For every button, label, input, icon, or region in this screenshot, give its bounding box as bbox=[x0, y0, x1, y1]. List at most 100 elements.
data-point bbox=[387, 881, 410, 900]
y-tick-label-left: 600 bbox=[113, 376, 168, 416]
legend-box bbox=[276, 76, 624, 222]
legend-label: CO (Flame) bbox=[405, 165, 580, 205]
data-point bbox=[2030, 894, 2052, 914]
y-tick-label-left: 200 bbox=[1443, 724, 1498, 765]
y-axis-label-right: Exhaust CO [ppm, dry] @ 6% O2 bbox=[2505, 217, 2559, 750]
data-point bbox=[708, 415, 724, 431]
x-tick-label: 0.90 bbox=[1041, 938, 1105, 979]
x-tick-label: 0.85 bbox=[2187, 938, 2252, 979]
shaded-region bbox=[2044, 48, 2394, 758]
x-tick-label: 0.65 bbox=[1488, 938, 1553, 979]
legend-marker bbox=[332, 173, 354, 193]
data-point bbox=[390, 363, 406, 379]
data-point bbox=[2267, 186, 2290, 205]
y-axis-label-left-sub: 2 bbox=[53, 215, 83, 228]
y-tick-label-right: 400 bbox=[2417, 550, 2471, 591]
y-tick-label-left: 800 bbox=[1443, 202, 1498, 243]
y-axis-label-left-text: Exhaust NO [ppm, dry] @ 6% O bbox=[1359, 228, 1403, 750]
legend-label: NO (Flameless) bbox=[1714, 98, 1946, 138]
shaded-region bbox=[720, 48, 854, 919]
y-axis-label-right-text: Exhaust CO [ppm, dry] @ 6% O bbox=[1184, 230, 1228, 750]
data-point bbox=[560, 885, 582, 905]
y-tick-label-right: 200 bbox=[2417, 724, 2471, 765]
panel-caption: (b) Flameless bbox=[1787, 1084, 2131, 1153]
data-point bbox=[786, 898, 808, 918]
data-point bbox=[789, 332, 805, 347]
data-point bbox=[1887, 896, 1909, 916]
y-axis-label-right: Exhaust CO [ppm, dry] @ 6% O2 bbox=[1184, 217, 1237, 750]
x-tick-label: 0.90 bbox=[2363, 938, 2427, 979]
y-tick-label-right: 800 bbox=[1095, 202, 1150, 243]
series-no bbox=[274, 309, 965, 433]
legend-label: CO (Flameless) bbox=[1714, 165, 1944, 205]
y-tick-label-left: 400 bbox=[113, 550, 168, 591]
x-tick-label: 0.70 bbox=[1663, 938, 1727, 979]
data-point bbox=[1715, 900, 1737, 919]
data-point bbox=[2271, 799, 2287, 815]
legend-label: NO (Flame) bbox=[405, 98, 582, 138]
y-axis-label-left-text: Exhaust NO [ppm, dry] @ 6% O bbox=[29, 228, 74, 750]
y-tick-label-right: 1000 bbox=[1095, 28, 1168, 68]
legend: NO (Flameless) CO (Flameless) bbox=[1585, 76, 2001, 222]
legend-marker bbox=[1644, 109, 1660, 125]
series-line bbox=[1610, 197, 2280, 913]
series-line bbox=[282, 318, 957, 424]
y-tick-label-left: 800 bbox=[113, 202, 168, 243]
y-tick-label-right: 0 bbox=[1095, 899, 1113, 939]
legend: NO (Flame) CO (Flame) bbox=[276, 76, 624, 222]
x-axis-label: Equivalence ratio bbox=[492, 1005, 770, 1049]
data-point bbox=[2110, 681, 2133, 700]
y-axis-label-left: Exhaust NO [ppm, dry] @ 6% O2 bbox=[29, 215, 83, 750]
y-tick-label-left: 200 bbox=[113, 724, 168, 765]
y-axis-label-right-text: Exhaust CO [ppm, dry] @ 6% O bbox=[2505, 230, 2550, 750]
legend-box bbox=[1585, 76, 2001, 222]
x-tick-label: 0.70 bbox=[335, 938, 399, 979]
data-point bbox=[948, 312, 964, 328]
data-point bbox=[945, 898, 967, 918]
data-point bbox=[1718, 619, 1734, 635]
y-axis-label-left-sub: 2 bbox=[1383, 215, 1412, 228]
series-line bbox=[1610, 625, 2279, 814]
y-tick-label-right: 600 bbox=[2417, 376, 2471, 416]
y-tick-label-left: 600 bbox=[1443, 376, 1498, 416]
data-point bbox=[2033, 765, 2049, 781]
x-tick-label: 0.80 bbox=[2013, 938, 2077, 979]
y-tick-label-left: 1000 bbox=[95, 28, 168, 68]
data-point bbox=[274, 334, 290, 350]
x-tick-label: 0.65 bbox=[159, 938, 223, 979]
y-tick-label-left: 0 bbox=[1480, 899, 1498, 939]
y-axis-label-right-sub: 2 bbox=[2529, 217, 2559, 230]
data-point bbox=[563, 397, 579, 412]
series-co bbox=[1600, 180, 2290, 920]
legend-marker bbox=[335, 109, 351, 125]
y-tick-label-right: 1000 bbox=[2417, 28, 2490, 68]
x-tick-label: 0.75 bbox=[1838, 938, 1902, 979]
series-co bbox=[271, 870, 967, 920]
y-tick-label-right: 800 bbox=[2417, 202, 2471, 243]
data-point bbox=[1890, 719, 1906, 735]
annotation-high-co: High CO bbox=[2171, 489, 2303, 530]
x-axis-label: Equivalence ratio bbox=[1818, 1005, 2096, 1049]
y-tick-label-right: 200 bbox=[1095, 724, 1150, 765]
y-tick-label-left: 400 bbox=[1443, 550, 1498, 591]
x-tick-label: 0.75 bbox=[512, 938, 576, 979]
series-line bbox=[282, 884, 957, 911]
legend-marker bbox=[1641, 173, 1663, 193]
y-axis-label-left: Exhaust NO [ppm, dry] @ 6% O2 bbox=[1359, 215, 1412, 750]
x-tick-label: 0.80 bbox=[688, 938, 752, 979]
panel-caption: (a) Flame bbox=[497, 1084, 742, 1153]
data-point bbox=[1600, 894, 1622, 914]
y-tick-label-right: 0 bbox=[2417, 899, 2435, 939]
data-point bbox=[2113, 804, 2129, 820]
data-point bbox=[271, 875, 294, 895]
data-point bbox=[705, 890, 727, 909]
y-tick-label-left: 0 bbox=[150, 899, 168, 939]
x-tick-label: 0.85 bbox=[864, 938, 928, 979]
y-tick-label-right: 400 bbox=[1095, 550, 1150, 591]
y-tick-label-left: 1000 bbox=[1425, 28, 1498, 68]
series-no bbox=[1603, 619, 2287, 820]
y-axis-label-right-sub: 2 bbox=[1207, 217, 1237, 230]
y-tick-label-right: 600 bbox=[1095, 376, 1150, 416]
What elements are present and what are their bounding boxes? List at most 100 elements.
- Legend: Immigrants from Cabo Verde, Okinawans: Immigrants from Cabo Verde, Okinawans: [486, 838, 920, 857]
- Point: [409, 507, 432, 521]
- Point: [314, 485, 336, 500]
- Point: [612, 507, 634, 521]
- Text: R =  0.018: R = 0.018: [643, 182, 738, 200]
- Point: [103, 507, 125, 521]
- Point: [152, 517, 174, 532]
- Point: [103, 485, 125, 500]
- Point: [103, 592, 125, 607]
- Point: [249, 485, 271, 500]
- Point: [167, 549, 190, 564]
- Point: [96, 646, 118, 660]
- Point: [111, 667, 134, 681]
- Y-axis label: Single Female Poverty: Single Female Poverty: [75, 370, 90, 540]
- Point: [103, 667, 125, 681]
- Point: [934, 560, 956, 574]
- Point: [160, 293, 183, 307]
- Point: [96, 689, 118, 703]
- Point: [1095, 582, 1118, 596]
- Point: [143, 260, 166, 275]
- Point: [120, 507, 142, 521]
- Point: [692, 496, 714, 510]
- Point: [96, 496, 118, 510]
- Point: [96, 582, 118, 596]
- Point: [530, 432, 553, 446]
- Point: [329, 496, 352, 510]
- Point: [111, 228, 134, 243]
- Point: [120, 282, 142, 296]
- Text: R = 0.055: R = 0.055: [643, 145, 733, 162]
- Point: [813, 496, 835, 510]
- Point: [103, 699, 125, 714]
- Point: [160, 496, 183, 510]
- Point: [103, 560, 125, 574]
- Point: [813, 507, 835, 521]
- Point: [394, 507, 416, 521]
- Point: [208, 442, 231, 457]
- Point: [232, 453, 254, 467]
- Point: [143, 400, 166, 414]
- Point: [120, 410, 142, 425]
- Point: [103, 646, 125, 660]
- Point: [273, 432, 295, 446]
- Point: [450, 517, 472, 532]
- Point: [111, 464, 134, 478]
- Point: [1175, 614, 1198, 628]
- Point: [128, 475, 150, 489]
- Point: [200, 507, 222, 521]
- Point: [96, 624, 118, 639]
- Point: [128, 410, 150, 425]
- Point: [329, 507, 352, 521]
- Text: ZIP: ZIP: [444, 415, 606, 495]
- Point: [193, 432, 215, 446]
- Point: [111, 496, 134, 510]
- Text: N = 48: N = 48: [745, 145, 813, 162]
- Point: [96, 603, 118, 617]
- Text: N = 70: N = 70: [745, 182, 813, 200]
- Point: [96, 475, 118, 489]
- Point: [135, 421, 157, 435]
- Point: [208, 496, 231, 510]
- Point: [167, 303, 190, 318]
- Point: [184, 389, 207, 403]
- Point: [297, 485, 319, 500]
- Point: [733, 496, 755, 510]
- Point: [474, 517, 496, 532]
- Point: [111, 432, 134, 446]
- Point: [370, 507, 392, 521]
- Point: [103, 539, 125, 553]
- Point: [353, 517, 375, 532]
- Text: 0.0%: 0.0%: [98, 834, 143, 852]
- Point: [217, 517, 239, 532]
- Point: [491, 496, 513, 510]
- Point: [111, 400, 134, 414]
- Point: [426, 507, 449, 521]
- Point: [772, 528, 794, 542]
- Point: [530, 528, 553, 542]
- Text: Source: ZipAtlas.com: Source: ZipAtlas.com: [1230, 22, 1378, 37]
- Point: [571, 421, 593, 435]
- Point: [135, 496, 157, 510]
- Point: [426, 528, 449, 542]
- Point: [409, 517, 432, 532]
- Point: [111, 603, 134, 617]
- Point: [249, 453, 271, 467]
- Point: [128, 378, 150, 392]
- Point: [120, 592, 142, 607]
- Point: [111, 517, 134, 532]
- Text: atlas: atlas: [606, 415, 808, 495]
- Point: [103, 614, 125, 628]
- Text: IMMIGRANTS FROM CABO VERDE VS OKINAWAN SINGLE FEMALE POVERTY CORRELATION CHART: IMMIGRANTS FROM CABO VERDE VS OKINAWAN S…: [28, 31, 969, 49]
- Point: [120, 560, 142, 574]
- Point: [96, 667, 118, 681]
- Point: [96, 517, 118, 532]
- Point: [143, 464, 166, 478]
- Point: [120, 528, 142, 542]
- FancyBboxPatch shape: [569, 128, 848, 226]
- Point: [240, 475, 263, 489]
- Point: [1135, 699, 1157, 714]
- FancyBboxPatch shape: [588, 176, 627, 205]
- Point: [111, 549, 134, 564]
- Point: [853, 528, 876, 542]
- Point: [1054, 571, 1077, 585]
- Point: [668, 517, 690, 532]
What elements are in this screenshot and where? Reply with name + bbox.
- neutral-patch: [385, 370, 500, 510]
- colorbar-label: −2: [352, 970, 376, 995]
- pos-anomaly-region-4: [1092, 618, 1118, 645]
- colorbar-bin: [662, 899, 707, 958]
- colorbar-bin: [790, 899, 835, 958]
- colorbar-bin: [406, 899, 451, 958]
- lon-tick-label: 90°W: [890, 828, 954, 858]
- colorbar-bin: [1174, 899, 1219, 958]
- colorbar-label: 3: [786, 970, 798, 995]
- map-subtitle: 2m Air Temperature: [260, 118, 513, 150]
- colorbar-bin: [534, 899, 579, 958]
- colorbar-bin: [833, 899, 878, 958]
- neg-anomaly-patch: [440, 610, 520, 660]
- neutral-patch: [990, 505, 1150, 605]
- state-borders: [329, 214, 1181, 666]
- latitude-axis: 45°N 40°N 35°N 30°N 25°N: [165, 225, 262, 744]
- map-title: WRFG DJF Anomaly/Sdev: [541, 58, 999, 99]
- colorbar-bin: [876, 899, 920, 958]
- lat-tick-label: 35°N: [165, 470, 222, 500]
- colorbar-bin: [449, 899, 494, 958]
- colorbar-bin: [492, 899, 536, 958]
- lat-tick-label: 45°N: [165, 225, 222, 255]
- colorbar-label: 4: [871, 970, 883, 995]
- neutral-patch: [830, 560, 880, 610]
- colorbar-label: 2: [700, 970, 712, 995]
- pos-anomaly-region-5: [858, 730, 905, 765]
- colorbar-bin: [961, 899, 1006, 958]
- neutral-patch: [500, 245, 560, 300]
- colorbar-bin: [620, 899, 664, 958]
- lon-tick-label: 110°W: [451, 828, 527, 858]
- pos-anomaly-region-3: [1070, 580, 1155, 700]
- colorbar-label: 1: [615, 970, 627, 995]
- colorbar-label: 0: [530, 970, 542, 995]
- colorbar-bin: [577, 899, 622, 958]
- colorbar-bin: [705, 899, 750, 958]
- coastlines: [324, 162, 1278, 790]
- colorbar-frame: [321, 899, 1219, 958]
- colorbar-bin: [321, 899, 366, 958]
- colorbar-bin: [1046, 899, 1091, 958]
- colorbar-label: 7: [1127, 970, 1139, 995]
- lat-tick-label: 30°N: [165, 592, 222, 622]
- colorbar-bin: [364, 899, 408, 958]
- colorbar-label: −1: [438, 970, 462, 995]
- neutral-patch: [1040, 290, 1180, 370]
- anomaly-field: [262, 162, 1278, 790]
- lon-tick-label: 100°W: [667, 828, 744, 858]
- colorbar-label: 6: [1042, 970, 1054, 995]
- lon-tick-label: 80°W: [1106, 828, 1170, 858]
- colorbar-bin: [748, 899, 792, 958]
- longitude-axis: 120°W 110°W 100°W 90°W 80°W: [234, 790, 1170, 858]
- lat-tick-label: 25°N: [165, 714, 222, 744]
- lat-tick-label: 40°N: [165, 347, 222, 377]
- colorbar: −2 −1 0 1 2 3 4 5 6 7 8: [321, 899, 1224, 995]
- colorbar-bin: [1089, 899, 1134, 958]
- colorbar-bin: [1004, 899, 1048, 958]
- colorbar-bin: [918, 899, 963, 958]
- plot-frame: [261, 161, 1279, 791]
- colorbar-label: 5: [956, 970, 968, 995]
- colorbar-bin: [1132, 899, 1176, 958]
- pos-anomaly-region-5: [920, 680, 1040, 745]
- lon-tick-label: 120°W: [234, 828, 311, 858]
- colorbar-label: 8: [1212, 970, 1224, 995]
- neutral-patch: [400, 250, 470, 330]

> [The problem]
Rewrite the records from the first line through the line with "data-point bbox=[1887, 896, 1909, 916]", putting "highlighted-region" in place of "shaded-region" and changing nothing else.

> [Written answer]
For every button, label, input, icon, or region in this screenshot, give its bounding box as bbox=[x0, y0, x1, y1]. List at most 100 elements.
data-point bbox=[387, 881, 410, 900]
y-tick-label-left: 600 bbox=[113, 376, 168, 416]
legend-box bbox=[276, 76, 624, 222]
legend-label: CO (Flame) bbox=[405, 165, 580, 205]
data-point bbox=[2030, 894, 2052, 914]
y-tick-label-left: 200 bbox=[1443, 724, 1498, 765]
y-axis-label-right: Exhaust CO [ppm, dry] @ 6% O2 bbox=[2505, 217, 2559, 750]
data-point bbox=[708, 415, 724, 431]
x-tick-label: 0.90 bbox=[1041, 938, 1105, 979]
x-tick-label: 0.85 bbox=[2187, 938, 2252, 979]
highlighted-region bbox=[2044, 48, 2394, 758]
x-tick-label: 0.65 bbox=[1488, 938, 1553, 979]
legend-marker bbox=[332, 173, 354, 193]
data-point bbox=[390, 363, 406, 379]
data-point bbox=[2267, 186, 2290, 205]
y-axis-label-left-sub: 2 bbox=[53, 215, 83, 228]
y-tick-label-right: 400 bbox=[2417, 550, 2471, 591]
y-tick-label-left: 800 bbox=[1443, 202, 1498, 243]
y-axis-label-left-text: Exhaust NO [ppm, dry] @ 6% O bbox=[1359, 228, 1403, 750]
legend-label: NO (Flameless) bbox=[1714, 98, 1946, 138]
highlighted-region bbox=[720, 48, 854, 919]
y-axis-label-right-text: Exhaust CO [ppm, dry] @ 6% O bbox=[1184, 230, 1228, 750]
data-point bbox=[560, 885, 582, 905]
y-tick-label-right: 200 bbox=[2417, 724, 2471, 765]
panel-caption: (b) Flameless bbox=[1787, 1084, 2131, 1153]
data-point bbox=[786, 898, 808, 918]
data-point bbox=[789, 332, 805, 347]
data-point bbox=[1887, 896, 1909, 916]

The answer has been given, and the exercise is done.